● **REQUIRED WORK**
Compile every line that includes the word "Seniors".

● **INPUT MATERIAL**
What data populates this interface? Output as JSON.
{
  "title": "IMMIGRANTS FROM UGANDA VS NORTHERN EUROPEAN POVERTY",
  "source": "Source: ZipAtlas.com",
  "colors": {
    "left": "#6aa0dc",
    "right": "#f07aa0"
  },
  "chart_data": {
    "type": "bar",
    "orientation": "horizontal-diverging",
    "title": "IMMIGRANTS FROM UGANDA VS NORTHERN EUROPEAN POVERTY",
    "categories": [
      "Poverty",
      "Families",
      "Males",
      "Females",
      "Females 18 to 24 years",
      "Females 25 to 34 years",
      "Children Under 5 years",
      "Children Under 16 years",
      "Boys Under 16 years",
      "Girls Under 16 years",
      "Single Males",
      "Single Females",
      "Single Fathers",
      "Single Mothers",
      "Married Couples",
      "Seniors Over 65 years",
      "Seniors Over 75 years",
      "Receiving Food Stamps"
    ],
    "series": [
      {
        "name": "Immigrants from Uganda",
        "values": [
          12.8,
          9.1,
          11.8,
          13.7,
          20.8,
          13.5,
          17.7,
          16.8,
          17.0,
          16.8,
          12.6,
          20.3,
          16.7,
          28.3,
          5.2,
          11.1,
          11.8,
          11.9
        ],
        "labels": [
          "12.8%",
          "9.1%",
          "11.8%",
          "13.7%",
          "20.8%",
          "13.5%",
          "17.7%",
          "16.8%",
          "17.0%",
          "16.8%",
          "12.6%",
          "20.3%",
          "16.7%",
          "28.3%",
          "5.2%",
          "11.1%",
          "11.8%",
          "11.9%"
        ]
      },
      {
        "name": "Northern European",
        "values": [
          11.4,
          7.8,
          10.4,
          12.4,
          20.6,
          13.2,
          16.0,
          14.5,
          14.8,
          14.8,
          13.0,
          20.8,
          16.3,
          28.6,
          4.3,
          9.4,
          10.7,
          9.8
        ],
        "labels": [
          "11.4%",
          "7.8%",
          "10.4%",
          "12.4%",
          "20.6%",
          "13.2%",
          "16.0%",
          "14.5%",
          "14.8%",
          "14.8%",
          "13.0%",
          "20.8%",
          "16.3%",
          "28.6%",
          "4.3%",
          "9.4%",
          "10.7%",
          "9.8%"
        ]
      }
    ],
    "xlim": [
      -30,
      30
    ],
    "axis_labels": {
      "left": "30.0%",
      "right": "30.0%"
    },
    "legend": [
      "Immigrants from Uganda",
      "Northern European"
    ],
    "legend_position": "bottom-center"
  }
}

● **FULL OUTPUT**
      "Seniors Over 65 years",
      "Seniors Over 75 years",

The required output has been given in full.